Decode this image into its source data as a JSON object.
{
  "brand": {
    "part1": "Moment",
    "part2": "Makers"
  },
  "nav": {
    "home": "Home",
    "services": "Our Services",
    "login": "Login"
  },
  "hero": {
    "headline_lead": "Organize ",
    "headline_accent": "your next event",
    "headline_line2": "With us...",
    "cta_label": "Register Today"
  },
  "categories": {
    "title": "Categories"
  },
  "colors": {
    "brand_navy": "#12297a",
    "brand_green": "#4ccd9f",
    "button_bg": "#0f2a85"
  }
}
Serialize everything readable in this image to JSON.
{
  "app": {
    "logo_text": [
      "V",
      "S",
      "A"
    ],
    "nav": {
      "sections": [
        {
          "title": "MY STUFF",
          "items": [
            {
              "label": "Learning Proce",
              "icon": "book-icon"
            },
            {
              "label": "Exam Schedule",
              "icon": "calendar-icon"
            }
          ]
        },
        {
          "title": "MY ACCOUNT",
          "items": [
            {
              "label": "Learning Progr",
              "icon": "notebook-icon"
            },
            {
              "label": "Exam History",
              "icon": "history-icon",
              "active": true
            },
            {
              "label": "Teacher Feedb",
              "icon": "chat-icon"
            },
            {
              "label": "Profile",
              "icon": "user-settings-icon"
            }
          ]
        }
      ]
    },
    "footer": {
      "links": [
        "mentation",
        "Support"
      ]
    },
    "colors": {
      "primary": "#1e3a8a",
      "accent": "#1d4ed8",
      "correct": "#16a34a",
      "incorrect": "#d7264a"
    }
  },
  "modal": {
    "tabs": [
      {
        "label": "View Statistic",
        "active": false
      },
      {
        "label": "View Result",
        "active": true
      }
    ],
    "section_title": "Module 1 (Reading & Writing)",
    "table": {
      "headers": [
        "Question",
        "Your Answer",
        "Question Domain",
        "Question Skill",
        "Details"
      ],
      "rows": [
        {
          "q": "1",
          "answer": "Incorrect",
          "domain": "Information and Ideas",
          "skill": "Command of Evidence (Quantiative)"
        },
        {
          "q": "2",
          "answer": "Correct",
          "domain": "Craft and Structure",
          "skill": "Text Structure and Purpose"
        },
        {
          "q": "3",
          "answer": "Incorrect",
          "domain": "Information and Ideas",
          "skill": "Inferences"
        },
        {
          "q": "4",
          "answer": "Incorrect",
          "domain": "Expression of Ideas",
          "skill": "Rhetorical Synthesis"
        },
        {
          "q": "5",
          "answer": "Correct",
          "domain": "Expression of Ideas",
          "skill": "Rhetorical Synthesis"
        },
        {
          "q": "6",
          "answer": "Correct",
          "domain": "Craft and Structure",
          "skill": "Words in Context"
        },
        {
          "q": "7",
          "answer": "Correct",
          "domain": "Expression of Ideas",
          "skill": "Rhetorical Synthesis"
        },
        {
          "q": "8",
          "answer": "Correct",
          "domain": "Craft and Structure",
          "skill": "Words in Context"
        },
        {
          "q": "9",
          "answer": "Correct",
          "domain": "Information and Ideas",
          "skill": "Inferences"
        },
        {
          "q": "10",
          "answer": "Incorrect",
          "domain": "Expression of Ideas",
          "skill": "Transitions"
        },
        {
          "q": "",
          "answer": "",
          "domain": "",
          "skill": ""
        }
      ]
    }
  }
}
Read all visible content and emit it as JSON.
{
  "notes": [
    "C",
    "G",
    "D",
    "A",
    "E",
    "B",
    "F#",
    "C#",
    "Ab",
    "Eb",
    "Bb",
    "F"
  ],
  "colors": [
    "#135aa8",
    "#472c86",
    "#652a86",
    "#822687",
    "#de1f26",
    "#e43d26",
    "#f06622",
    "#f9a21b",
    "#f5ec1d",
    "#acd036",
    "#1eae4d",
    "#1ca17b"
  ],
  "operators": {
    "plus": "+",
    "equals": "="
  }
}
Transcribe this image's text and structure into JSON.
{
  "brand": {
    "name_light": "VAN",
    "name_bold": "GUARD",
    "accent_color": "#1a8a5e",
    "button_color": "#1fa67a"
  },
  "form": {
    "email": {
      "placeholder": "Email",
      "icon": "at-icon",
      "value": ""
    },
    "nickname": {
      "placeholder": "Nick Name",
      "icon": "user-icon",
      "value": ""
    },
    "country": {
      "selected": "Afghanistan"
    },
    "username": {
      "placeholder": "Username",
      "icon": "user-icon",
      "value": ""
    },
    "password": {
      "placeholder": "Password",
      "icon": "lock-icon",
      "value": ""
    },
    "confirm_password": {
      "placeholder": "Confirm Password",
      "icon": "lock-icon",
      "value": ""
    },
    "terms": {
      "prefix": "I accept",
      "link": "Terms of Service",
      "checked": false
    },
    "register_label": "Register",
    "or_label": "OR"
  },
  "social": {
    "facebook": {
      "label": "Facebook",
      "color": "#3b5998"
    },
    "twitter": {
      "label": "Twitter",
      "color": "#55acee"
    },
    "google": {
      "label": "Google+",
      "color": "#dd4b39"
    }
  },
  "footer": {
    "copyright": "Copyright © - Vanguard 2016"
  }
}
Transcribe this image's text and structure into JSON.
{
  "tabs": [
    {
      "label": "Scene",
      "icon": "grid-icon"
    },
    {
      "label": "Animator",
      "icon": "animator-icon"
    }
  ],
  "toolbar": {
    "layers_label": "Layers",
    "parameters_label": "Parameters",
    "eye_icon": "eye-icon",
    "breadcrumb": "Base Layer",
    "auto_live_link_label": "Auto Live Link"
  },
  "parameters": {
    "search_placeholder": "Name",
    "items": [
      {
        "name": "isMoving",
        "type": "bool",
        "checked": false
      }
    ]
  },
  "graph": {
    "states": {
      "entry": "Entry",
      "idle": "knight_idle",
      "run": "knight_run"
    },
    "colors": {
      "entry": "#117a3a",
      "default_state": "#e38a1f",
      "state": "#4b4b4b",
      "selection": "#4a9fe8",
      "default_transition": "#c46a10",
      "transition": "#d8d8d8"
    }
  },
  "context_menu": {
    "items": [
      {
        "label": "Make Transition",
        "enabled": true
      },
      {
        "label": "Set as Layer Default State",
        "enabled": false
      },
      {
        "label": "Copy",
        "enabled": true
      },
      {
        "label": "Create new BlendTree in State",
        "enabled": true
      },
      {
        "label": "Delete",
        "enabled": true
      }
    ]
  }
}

Problem to work on =
Above are the records; copy all of them exactly.

Result below =
Decode this image into its source data as a JSON object.
{
  "brand": {
    "part1": "Moment",
    "part2": "Makers"
  },
  "nav": {
    "home": "Home",
    "services": "Our Services",
    "login": "Login"
  },
  "hero": {
    "headline_lead": "Organize ",
    "headline_accent": "your next event",
    "headline_line2": "With us...",
    "cta_label": "Register Today"
  },
  "categories": {
    "title": "Categories"
  },
  "colors": {
    "brand_navy": "#12297a",
    "brand_green": "#4ccd9f",
    "button_bg": "#0f2a85"
  }
}
Serialize everything readable in this image to JSON.
{
  "app": {
    "logo_text": [
      "V",
      "S",
      "A"
    ],
    "nav": {
      "sections": [
        {
          "title": "MY STUFF",
          "items": [
            {
              "label": "Learning Proce",
              "icon": "book-icon"
            },
            {
              "label": "Exam Schedule",
              "icon": "calendar-icon"
            }
          ]
        },
        {
          "title": "MY ACCOUNT",
          "items": [
            {
              "label": "Learning Progr",
              "icon": "notebook-icon"
            },
            {
              "label": "Exam History",
              "icon": "history-icon",
              "active": true
            },
            {
              "label": "Teacher Feedb",
              "icon": "chat-icon"
            },
            {
              "label": "Profile",
              "icon": "user-settings-icon"
            }
          ]
        }
      ]
    },
    "footer": {
      "links": [
        "mentation",
        "Support"
      ]
    },
    "colors": {
      "primary": "#1e3a8a",
      "accent": "#1d4ed8",
      "correct": "#16a34a",
      "incorrect": "#d7264a"
    }
  },
  "modal": {
    "tabs": [
      {
        "label": "View Statistic",
        "active": false
      },
      {
        "label": "View Result",
        "active": true
      }
    ],
    "section_title": "Module 1 (Reading & Writing)",
    "table": {
      "headers": [
        "Question",
        "Your Answer",
        "Question Domain",
        "Question Skill",
        "Details"
      ],
      "rows": [
        {
          "q": "1",
          "answer": "Incorrect",
          "domain": "Information and Ideas",
          "skill": "Command of Evidence (Quantiative)"
        },
        {
          "q": "2",
          "answer": "Correct",
          "domain": "Craft and Structure",
          "skill": "Text Structure and Purpose"
        },
        {
          "q": "3",
          "answer": "Incorrect",
          "domain": "Information and Ideas",
          "skill": "Inferences"
        },
        {
          "q": "4",
          "answer": "Incorrect",
          "domain": "Expression of Ideas",
          "skill": "Rhetorical Synthesis"
        },
        {
          "q": "5",
          "answer": "Correct",
          "domain": "Expression of Ideas",
          "skill": "Rhetorical Synthesis"
        },
        {
          "q": "6",
          "answer": "Correct",
          "domain": "Craft and Structure",
          "skill": "Words in Context"
        },
        {
          "q": "7",
          "answer": "Correct",
          "domain": "Expression of Ideas",
          "skill": "Rhetorical Synthesis"
        },
        {
          "q": "8",
          "answer": "Correct",
          "domain": "Craft and Structure",
          "skill": "Words in Context"
        },
        {
          "q": "9",
          "answer": "Correct",
          "domain": "Information and Ideas",
          "skill": "Inferences"
        },
        {
          "q": "10",
          "answer": "Incorrect",
          "domain": "Expression of Ideas",
          "skill": "Transitions"
        },
        {
          "q": "",
          "answer": "",
          "domain": "",
          "skill": ""
        }
      ]
    }
  }
}
Read all visible content and emit it as JSON.
{
  "notes": [
    "C",
    "G",
    "D",
    "A",
    "E",
    "B",
    "F#",
    "C#",
    "Ab",
    "Eb",
    "Bb",
    "F"
  ],
  "colors": [
    "#135aa8",
    "#472c86",
    "#652a86",
    "#822687",
    "#de1f26",
    "#e43d26",
    "#f06622",
    "#f9a21b",
    "#f5ec1d",
    "#acd036",
    "#1eae4d",
    "#1ca17b"
  ],
  "operators": {
    "plus": "+",
    "equals": "="
  }
}
Transcribe this image's text and structure into JSON.
{
  "brand": {
    "name_light": "VAN",
    "name_bold": "GUARD",
    "accent_color": "#1a8a5e",
    "button_color": "#1fa67a"
  },
  "form": {
    "email": {
      "placeholder": "Email",
      "icon": "at-icon",
      "value": ""
    },
    "nickname": {
      "placeholder": "Nick Name",
      "icon": "user-icon",
      "value": ""
    },
    "country": {
      "selected": "Afghanistan"
    },
    "username": {
      "placeholder": "Username",
      "icon": "user-icon",
      "value": ""
    },
    "password": {
      "placeholder": "Password",
      "icon": "lock-icon",
      "value": ""
    },
    "confirm_password": {
      "placeholder": "Confirm Password",
      "icon": "lock-icon",
      "value": ""
    },
    "terms": {
      "prefix": "I accept",
      "link": "Terms of Service",
      "checked": false
    },
    "register_label": "Register",
    "or_label": "OR"
  },
  "social": {
    "facebook": {
      "label": "Facebook",
      "color": "#3b5998"
    },
    "twitter": {
      "label": "Twitter",
      "color": "#55acee"
    },
    "google": {
      "label": "Google+",
      "color": "#dd4b39"
    }
  },
  "footer": {
    "copyright": "Copyright © - Vanguard 2016"
  }
}
Transcribe this image's text and structure into JSON.
{
  "tabs": [
    {
      "label": "Scene",
      "icon": "grid-icon"
    },
    {
      "label": "Animator",
      "icon": "animator-icon"
    }
  ],
  "toolbar": {
    "layers_label": "Layers",
    "parameters_label": "Parameters",
    "eye_icon": "eye-icon",
    "breadcrumb": "Base Layer",
    "auto_live_link_label": "Auto Live Link"
  },
  "parameters": {
    "search_placeholder": "Name",
    "items": [
      {
        "name": "isMoving",
        "type": "bool",
        "checked": false
      }
    ]
  },
  "graph": {
    "states": {
      "entry": "Entry",
      "idle": "knight_idle",
      "run": "knight_run"
    },
    "colors": {
      "entry": "#117a3a",
      "default_state": "#e38a1f",
      "state": "#4b4b4b",
      "selection": "#4a9fe8",
      "default_transition": "#c46a10",
      "transition": "#d8d8d8"
    }
  },
  "context_menu": {
    "items": [
      {
        "label": "Make Transition",
        "enabled": true
      },
      {
        "label": "Set as Layer Default State",
        "enabled": false
      },
      {
        "label": "Copy",
        "enabled": true
      },
      {
        "label": "Create new BlendTree in State",
        "enabled": true
      },
      {
        "label": "Delete",
        "enabled": true
      }
    ]
  }
}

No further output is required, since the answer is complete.